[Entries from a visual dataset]
==========
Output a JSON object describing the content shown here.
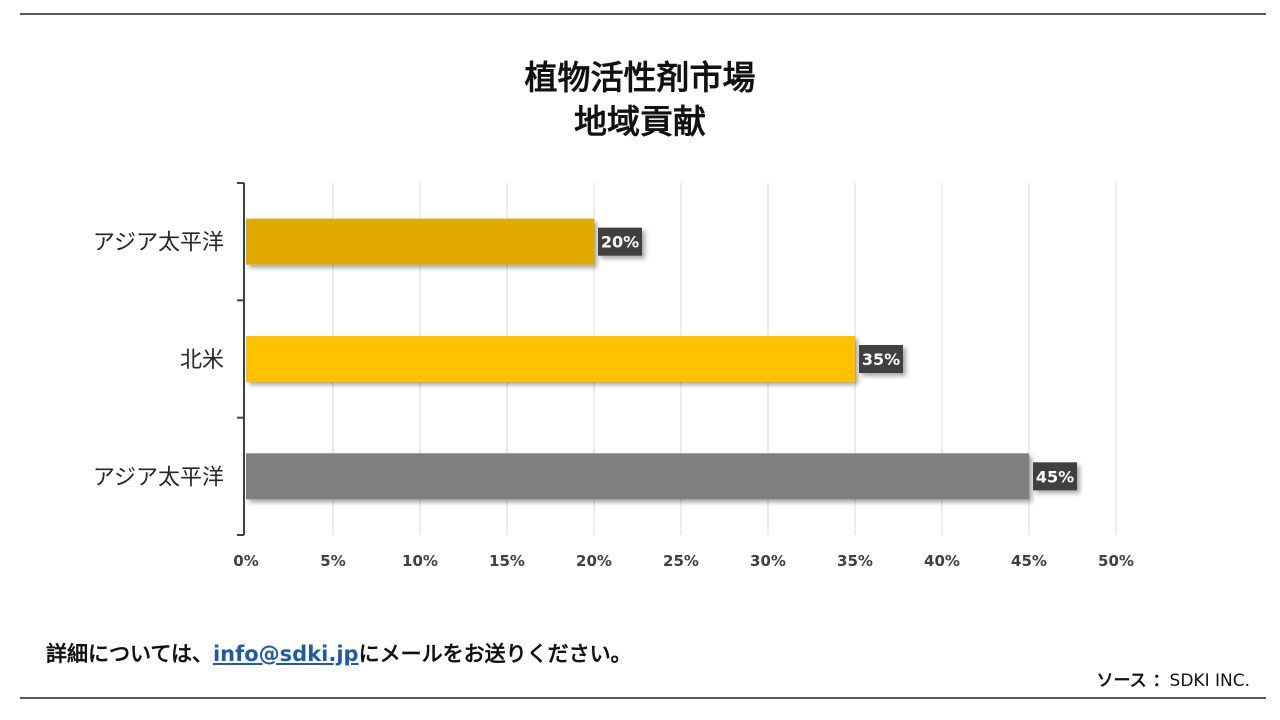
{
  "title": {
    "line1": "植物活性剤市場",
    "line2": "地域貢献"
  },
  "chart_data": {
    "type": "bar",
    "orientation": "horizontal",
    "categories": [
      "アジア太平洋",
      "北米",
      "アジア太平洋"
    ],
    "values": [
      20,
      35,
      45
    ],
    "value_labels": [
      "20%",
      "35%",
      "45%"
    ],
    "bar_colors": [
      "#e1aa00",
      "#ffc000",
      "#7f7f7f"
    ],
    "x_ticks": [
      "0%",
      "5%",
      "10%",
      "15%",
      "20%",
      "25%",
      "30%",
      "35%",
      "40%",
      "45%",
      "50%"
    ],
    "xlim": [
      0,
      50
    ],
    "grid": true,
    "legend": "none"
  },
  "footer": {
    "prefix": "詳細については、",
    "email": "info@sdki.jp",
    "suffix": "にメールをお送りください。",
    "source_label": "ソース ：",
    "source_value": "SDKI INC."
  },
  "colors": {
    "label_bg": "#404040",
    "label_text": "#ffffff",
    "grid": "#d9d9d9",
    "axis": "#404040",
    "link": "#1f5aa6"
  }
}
==========
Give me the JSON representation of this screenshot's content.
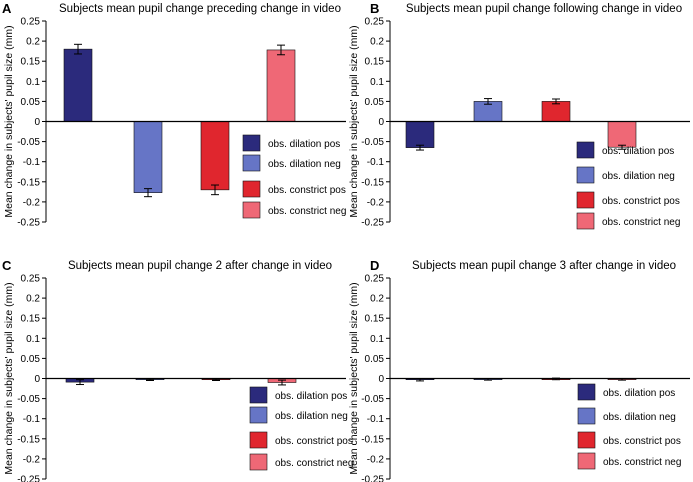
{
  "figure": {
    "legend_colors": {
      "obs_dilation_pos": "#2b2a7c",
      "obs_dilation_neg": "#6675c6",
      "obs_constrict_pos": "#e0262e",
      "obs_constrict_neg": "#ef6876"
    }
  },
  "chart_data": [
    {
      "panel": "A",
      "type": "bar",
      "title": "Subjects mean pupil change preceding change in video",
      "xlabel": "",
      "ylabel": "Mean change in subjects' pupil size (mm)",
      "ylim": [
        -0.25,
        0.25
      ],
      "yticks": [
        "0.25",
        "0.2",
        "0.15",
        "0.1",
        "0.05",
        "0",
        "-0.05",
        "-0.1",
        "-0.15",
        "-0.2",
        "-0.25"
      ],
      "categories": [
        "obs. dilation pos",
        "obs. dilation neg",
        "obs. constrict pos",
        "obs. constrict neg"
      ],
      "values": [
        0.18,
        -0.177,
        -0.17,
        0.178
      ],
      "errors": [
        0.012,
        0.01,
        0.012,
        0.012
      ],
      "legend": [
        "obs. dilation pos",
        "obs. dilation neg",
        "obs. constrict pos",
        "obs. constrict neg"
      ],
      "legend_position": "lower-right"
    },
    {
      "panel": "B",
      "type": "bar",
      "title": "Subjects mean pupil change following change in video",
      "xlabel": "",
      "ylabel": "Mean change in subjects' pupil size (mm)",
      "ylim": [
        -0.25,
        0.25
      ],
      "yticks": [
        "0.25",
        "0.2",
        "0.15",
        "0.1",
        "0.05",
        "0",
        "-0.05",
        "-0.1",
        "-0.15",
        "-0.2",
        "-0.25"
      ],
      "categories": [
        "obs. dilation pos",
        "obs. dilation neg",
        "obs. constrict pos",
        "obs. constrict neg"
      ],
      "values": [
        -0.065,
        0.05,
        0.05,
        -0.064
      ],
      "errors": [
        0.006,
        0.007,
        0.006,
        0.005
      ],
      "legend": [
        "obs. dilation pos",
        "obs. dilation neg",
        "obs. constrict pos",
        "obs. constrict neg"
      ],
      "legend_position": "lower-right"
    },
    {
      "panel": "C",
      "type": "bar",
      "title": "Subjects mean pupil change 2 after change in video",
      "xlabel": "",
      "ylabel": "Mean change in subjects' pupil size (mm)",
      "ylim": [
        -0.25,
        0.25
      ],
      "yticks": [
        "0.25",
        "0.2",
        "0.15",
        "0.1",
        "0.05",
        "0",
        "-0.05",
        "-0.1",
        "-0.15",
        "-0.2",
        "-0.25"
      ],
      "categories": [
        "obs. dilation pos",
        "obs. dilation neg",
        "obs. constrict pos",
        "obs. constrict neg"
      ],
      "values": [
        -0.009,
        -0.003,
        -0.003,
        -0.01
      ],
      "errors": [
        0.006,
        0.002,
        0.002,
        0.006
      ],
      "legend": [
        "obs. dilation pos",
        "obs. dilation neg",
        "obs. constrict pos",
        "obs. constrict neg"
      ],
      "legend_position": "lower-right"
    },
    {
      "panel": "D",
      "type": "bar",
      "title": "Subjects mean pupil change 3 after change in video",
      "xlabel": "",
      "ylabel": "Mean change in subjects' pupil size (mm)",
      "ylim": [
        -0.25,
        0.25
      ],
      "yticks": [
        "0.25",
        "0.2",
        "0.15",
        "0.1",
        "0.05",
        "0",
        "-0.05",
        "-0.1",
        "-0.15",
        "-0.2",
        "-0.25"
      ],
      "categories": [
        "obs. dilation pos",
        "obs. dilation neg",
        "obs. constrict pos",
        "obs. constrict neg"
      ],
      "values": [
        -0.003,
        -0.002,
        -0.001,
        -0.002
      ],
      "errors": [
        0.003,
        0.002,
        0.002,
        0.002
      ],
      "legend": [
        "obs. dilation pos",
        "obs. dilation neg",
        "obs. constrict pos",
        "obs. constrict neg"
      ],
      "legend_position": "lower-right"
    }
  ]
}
==========
Search the data for the string "video" and copy each line where it appears.

◆ **Exercise output**:
      "title": "Subjects mean pupil change preceding change in video",
      "title": "Subjects mean pupil change following change in video",
      "title": "Subjects mean pupil change 2 after change in video",
      "title": "Subjects mean pupil change 3 after change in video",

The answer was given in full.